Written task 1
According to the CTM3 review, what makes Child's Cry show an equally divided presence of both artists? Answer in one to three sentences.
Written task 2
Repeat the CTM3 review word for word from "CTM3 is a collaboration" up to and including "thank you Aleksey!".

Document section
CTM3 is a collaboration by twin brothers Cody Maillet and Thor Maillet. They worked together under the CTM-banner before, and they did some other co-operative works too.
Cryostasium is quite well-known, I think. Cody recorded several hands full of blackened, crusty, necrotic and noisy stuff, often digitally available (check out the Bandcamp-page!), and initially as The Abhorer, in case you’re interested (but why shouldn’t you). He’s the guy too behind many other projects (Evisceration, Cyhyreath, Bloodsoil, Zaklanie, Bone Ritual etc.), and he owns the Metropolitan State Productions label, which is working for a few released with Russia’s finest Satanath Records / Symbol Of Domination Productions. For the release of this album, that marriage is so kind to offer the audience this sonic creation. Thank you Cody, thank you Aleksey!
Thor Maillet is rather to be placed within the Drone / Ambient current. Thor too is quite productive, with a couple of grandiose recordings that were released under the Thor Maillet flag, though there was some material released as (the) Moth Literal as well in some past.
So, the twins created a couple of new pieces in early Spring 2015 at the K2 studio, this time collected as CTM3. Oh yes, first a word about the wintery artwork: cool (symbolically and literally)! CTM3 lasts for forty minutes and opens with 1 (six out of the tracks have a number as title – lack of inspiration, or a genius’ idea?), which stands like an erected fist in the behind of [self-censorship]. It’s a (short) Drone / Ambient epic with distant elements from IDM (within the electronic percussion), with weird church bells, with hypnotic melodies, with martial atmospheres, … Indeed, this opening sequence is quite attractive. Then comes Child’s Cry, perfectly showing an equally divided presence of both artists involved: the mesmerizing ritual ambience of Thor and the apocalyptic, primal grimness of Cody. Quite remarkable are the vocal samples in this track, though the far-distant guitar lines (hey, do I hear some Misery right here?) and underground attitude too are truly remarkable. But the main focus lies on the eerie, witching, mesmerizing waves of sound especially, no matter when a piece is structurally based on mechanical Black Metal-alike spasms or neo-psychedelic scapes of Drone-Ambient (and all stuff in between).

Material supplied

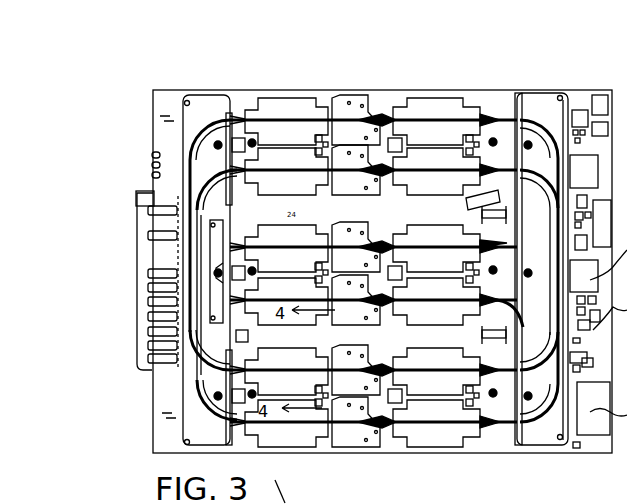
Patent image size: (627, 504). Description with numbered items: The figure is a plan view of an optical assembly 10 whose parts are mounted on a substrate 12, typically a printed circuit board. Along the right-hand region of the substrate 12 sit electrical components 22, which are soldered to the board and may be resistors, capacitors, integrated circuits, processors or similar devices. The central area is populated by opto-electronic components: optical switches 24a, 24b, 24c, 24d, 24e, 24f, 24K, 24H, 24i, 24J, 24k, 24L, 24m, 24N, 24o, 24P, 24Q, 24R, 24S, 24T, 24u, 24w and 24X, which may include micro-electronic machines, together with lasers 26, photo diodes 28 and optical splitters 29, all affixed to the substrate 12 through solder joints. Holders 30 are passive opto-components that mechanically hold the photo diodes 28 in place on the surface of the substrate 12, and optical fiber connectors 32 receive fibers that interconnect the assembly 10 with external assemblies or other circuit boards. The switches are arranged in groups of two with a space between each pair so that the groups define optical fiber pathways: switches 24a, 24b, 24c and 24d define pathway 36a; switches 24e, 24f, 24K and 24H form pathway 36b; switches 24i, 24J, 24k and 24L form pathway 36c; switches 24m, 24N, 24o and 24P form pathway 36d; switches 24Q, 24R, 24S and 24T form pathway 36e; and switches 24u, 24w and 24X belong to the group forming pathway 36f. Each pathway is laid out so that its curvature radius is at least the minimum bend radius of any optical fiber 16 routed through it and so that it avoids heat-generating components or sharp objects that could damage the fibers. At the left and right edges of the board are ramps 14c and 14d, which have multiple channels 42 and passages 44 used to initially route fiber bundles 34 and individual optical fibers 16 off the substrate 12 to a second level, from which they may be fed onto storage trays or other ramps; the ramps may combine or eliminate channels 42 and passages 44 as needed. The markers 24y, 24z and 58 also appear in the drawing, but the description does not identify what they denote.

The optical assembly 10 is at (339, 43).
The substrate 12 is at (152, 113).
The ramp 14c is at (183, 90).
The ramp 14d is at (547, 90).
The optical fiber 16 is at (488, 90).
The electrical components 22 is at (518, 452).
The optical switch 24a is at (286, 109).
The optical switch 24b is at (286, 132).
The optical switch 24c is at (436, 109).
The optical switch 24d is at (436, 132).
The optical switch 24e is at (286, 159).
The optical switch 24f is at (286, 182).
The optical switch 24K is at (436, 159).
The optical switch 24H is at (436, 182).
The optical switch 24i is at (286, 236).
The optical switch 24J is at (286, 259).
The optical switch 24k is at (436, 236).
The optical switch 24L is at (436, 259).
The optical switch 24m is at (286, 289).
The optical switch 24N is at (286, 312).
The optical switch 24o is at (436, 289).
The optical switch 24P is at (436, 312).
The optical switch 24Q is at (286, 359).
The optical switch 24R is at (286, 382).
The optical switch 24S is at (436, 359).
The optical switch 24T is at (436, 382).
The optical switch 24u is at (286, 411).
The splice holder position 24y is at (286, 434).
The optical switch 24w is at (436, 411).
The optical switch 24X is at (436, 434).
The splice holder position 24z is at (232, 445).
The laser 26 is at (477, 340).
The photo diode 28 is at (328, 90).
The optical splitter 29 is at (330, 327).
The holder 30 is at (364, 271).
The optical fiber connector 32 is at (137, 313).
The fiber bundle 34 is at (393, 88).
The optical fiber pathway 36a is at (296, 88).
The optical fiber pathway 36b is at (160, 178).
The optical fiber pathway 36c is at (165, 220).
The optical fiber pathway 36d is at (394, 334).
The optical fiber pathway 36e is at (397, 356).
The optical fiber pathway 36f is at (470, 450).
The channel 42 is at (152, 137).
The passage 44 is at (150, 253).
The fiber end 58 is at (523, 221).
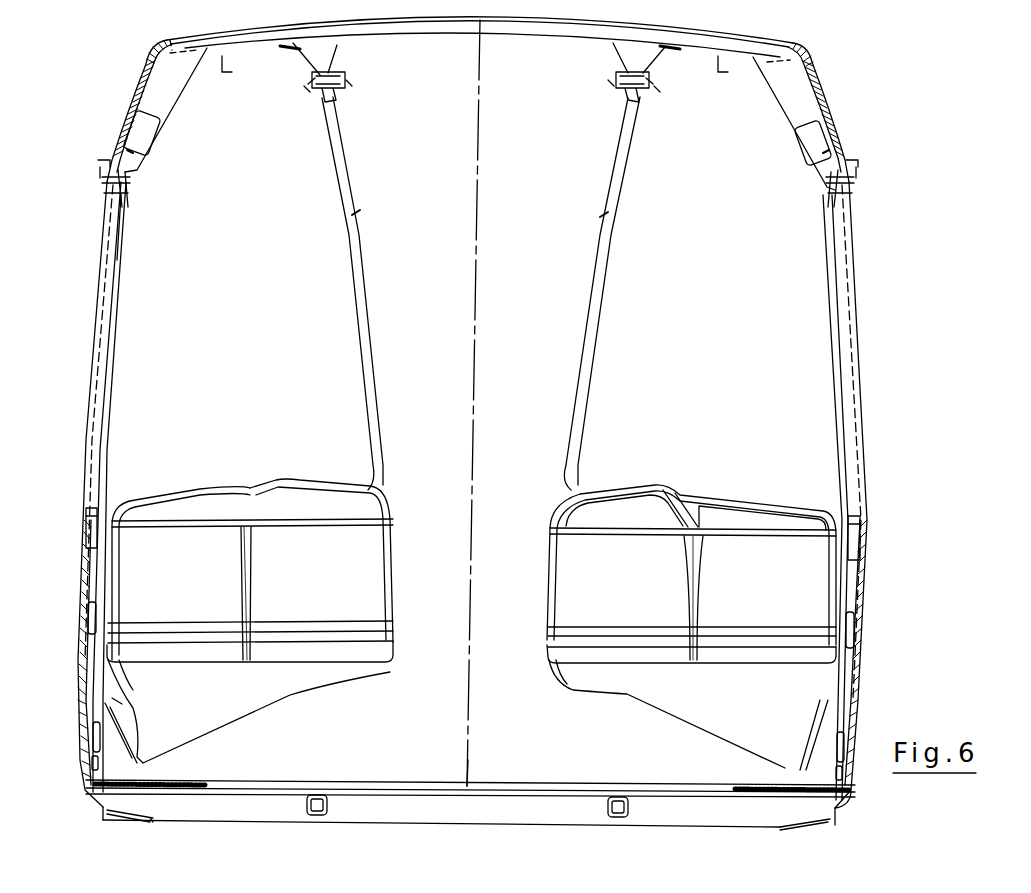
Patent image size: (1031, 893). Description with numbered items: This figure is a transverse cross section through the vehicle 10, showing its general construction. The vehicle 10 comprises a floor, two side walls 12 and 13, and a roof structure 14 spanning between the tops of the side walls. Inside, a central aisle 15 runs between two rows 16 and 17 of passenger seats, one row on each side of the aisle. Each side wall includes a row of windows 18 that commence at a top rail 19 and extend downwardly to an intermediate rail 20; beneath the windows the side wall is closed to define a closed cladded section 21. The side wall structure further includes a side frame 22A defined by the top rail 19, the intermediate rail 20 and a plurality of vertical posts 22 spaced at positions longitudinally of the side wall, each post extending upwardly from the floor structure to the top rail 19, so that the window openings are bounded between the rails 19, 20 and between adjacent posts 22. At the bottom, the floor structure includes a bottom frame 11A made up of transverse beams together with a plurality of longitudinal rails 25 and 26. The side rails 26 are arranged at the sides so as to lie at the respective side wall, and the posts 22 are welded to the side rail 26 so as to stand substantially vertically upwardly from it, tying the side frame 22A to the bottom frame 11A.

The vehicle 10 is at (856, 236).
The bottom frame 11A is at (523, 807).
The side wall 12 is at (110, 426).
The side wall 13 is at (815, 302).
The roof structure 14 is at (421, 27).
The central aisle 15 is at (529, 481).
The row of passenger seats 16 is at (209, 486).
The row of passenger seats 17 is at (735, 494).
The window 18 is at (110, 322).
The top rail 19 is at (130, 176).
The intermediate rail 20 is at (96, 538).
The closed cladded section 21 is at (869, 584).
The vertical post 22 is at (95, 592).
The side frame 22A is at (868, 621).
The longitudinal rail 25 is at (328, 806).
The side rail 26 is at (105, 805).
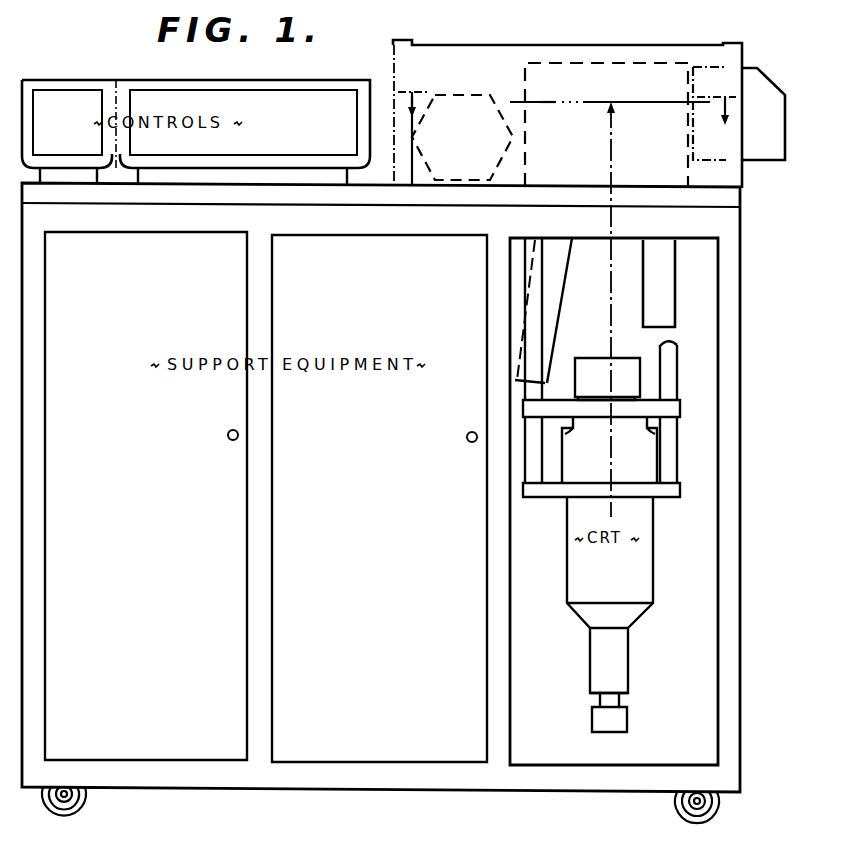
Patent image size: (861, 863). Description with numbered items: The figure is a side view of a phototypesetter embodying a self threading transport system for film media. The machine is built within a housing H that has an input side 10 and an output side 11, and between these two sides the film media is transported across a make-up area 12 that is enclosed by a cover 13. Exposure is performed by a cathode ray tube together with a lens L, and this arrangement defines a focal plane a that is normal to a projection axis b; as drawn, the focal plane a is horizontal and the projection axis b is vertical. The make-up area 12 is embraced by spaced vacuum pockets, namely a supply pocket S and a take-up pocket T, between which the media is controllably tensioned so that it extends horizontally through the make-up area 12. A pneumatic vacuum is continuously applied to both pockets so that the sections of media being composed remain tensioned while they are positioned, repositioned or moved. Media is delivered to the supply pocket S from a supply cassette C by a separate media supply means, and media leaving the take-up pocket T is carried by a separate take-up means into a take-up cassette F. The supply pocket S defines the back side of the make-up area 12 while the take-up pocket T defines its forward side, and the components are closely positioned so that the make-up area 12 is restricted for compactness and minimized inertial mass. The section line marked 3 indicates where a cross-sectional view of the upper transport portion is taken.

The input side 10 is at (421, 80).
The output side 11 is at (708, 77).
The make-up area 12 is at (627, 88).
The cover 13 is at (582, 52).
The section line 3- 3 is at (569, 95).
The supply cassette C is at (491, 84).
The take-up cassette F is at (789, 89).
The focal plane a is at (548, 104).
The projection axis b is at (613, 165).
The supply pocket S is at (560, 330).
The take-up pocket T is at (678, 312).
The lens L is at (645, 378).
The housing H is at (192, 506).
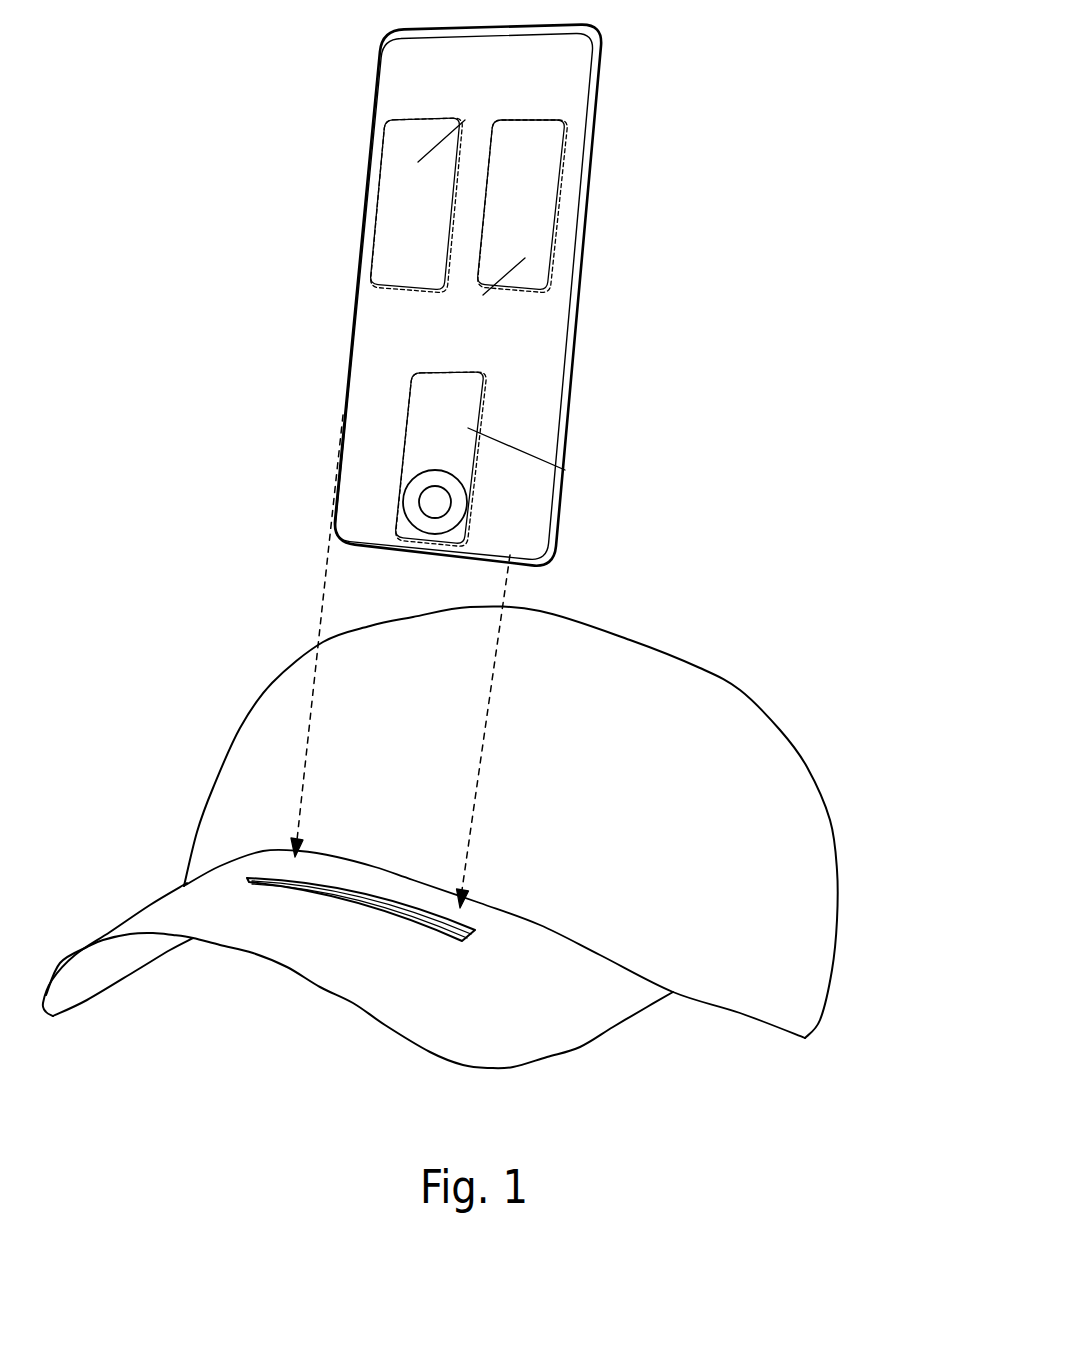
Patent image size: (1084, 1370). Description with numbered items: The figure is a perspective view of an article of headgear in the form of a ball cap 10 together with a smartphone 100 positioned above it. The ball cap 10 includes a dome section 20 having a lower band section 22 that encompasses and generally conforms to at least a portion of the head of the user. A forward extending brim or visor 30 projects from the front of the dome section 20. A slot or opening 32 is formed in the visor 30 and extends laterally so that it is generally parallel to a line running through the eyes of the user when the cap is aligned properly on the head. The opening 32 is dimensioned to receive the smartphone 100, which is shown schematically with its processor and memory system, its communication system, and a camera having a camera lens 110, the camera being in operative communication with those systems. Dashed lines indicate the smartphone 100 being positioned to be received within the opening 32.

The ball cap 10 is at (502, 852).
The dome section 20 is at (544, 852).
The band section 22 is at (803, 1038).
The visor 30 is at (525, 1037).
The opening 32 is at (260, 877).
The smartphone 100 is at (542, 295).
The camera lens 110 is at (408, 472).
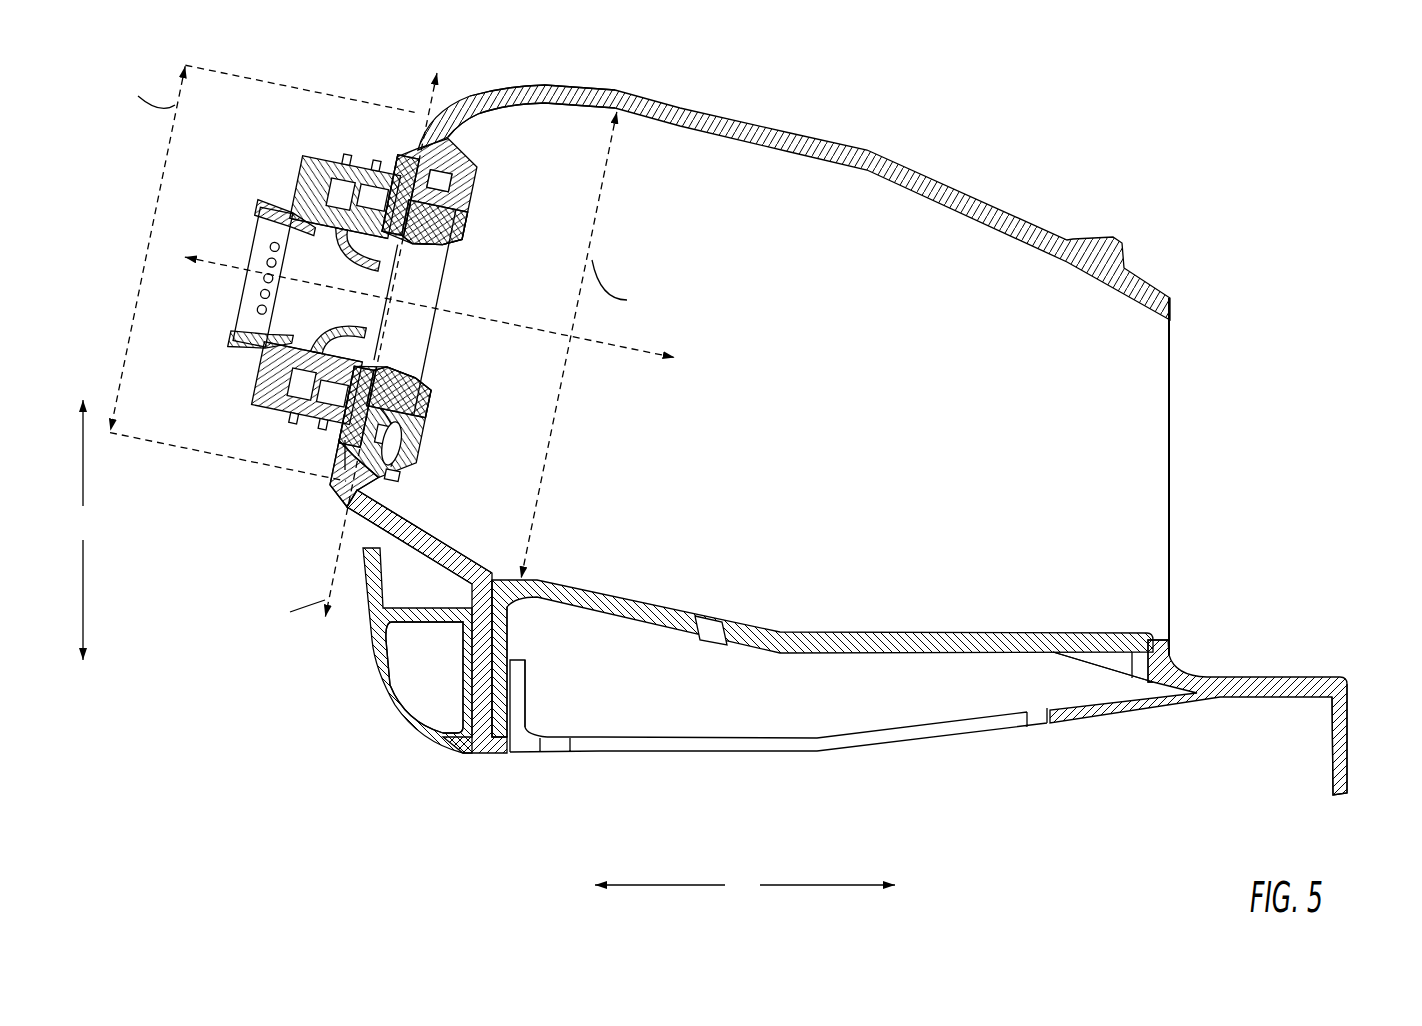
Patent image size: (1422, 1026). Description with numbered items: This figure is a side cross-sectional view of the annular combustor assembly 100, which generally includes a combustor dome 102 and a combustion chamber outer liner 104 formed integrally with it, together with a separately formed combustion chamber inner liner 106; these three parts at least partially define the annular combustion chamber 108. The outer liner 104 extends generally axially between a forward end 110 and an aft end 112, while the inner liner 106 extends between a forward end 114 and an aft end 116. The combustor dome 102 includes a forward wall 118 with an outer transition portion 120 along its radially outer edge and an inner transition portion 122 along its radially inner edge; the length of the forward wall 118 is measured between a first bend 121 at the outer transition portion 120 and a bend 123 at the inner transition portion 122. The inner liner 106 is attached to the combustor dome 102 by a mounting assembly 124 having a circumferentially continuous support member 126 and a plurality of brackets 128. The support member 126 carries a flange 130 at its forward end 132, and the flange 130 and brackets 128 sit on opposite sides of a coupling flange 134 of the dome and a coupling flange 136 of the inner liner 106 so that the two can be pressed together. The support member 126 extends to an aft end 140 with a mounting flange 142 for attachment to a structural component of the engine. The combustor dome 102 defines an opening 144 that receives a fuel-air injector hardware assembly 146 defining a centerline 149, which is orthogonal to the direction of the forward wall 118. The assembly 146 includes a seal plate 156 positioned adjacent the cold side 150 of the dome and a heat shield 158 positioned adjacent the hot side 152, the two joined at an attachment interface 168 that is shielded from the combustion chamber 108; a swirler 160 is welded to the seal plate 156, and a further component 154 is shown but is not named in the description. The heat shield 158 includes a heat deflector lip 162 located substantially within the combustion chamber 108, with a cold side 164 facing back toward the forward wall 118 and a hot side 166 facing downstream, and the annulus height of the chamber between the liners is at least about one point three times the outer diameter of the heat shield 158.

Answer 1
Child's Cry combines Thor's mesmerizing ritual ambience with Cody's apocalyptic, primal grimness.

Answer 2
CTM3 is a collaboration by twin brothers Cody Maillet and Thor Maillet. They worked together under the CTM-banner before, and they did some other co-operative works too.
Cryostasium is quite well-known, I think. Cody recorded several hands full of blackened, crusty, necrotic and noisy stuff, often digitally available (check out the Bandcamp-page!), and initially as The Abhorer, in case you’re interested (but why shouldn’t you). He’s the guy too behind many other projects (Evisceration, Cyhyreath, Bloodsoil, Zaklanie, Bone Ritual etc.), and he owns the Metropolitan State Productions label, which is working for a few released with Russia’s finest Satanath Records / Symbol Of Domination Productions. For the release of this album, that marriage is so kind to offer the audience this sonic creation. Thank you Cody, thank you Aleksey!